[START OF Stored records]
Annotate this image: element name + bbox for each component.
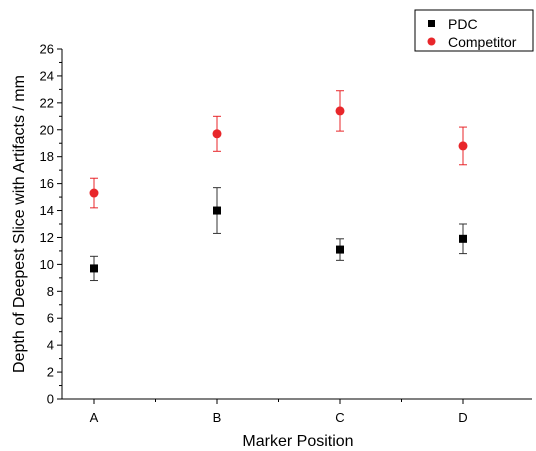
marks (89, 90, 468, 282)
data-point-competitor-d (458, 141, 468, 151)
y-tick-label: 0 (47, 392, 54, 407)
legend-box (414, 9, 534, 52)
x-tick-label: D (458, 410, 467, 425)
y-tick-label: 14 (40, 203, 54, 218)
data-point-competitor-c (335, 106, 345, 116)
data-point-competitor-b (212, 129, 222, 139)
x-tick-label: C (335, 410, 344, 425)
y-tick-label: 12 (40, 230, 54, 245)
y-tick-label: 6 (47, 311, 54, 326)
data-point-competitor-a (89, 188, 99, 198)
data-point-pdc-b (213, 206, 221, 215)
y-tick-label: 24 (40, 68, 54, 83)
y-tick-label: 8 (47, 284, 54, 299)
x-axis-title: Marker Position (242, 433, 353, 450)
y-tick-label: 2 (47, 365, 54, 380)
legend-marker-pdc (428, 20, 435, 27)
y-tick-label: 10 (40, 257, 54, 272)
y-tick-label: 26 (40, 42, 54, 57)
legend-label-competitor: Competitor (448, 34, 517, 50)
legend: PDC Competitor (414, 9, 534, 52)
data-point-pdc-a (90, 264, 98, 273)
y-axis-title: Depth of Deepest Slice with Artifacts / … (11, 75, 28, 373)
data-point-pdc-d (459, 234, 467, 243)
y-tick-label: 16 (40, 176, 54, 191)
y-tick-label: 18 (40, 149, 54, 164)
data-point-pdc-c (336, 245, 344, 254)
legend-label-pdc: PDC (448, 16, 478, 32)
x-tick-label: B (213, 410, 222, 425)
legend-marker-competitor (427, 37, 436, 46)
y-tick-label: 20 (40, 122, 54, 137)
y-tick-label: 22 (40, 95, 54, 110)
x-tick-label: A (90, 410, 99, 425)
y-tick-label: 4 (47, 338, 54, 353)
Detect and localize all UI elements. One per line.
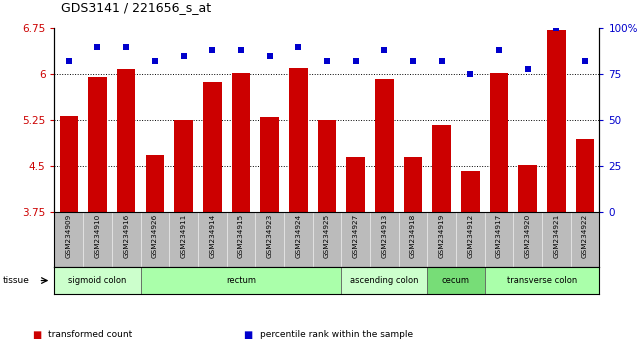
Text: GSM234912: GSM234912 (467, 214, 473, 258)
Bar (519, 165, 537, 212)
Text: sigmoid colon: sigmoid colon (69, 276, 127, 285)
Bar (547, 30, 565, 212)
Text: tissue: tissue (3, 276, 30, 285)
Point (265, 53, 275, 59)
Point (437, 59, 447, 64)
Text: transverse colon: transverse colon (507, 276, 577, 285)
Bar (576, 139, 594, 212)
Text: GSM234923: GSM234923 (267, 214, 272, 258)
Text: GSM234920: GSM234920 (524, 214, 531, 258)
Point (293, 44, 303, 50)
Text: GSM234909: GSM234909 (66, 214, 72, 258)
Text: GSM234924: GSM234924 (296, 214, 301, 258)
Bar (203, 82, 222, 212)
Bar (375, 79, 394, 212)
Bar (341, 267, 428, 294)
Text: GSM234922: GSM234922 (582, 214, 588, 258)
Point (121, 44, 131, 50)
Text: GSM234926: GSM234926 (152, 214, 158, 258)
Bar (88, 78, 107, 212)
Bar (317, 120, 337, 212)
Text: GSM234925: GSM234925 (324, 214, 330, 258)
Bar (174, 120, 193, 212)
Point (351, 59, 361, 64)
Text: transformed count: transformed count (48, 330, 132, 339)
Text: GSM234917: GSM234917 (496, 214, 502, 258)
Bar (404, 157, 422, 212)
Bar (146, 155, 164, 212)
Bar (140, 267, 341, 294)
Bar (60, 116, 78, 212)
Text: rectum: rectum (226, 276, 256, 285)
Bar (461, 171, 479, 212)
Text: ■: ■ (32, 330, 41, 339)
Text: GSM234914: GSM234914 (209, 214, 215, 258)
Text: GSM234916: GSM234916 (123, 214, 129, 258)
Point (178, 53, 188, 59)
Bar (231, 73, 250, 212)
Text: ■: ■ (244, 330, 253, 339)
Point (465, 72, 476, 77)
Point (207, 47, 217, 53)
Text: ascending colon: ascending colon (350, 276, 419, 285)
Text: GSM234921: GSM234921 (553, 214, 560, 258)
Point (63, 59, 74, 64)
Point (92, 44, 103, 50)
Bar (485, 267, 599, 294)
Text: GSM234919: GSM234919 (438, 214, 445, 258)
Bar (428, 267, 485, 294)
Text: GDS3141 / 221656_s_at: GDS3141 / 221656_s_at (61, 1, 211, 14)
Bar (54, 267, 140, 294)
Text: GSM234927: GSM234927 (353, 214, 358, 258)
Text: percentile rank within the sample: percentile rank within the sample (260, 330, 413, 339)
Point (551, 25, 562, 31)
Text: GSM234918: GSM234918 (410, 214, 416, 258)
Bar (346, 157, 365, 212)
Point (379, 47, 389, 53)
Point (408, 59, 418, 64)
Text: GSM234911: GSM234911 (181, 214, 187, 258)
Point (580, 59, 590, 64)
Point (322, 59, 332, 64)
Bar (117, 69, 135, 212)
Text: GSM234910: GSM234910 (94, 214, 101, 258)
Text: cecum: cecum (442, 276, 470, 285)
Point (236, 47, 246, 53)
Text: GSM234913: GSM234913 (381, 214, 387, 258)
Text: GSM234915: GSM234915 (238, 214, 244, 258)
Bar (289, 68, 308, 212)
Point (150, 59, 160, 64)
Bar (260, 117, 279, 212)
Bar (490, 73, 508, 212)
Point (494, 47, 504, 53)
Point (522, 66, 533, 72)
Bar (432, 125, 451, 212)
[END OF Stored records]
Rewrite the entries from the line with "marks (89, 90, 468, 282)" to the line with "y-tick-label: 18 (40, 149, 54, 164)", changing "y-tick-label" to "y-axis-tick" and keeping everything else the same.

Response to the task:
marks (89, 90, 468, 282)
data-point-competitor-d (458, 141, 468, 151)
y-axis-tick: 0 (47, 392, 54, 407)
legend-box (414, 9, 534, 52)
x-tick-label: D (458, 410, 467, 425)
y-axis-tick: 14 (40, 203, 54, 218)
data-point-competitor-c (335, 106, 345, 116)
data-point-competitor-b (212, 129, 222, 139)
x-tick-label: C (335, 410, 344, 425)
y-axis-tick: 12 (40, 230, 54, 245)
y-axis-tick: 6 (47, 311, 54, 326)
data-point-competitor-a (89, 188, 99, 198)
data-point-pdc-b (213, 206, 221, 215)
y-axis-tick: 24 (40, 68, 54, 83)
y-axis-tick: 8 (47, 284, 54, 299)
x-axis-title: Marker Position (242, 433, 353, 450)
y-axis-tick: 2 (47, 365, 54, 380)
legend-marker-pdc (428, 20, 435, 27)
y-axis-tick: 10 (40, 257, 54, 272)
y-axis-tick: 26 (40, 42, 54, 57)
legend-label-competitor: Competitor (448, 34, 517, 50)
legend: PDC Competitor (414, 9, 534, 52)
data-point-pdc-a (90, 264, 98, 273)
y-axis-title: Depth of Deepest Slice with Artifacts / … (11, 75, 28, 373)
data-point-pdc-d (459, 234, 467, 243)
y-axis-tick: 16 (40, 176, 54, 191)
y-axis-tick: 18 (40, 149, 54, 164)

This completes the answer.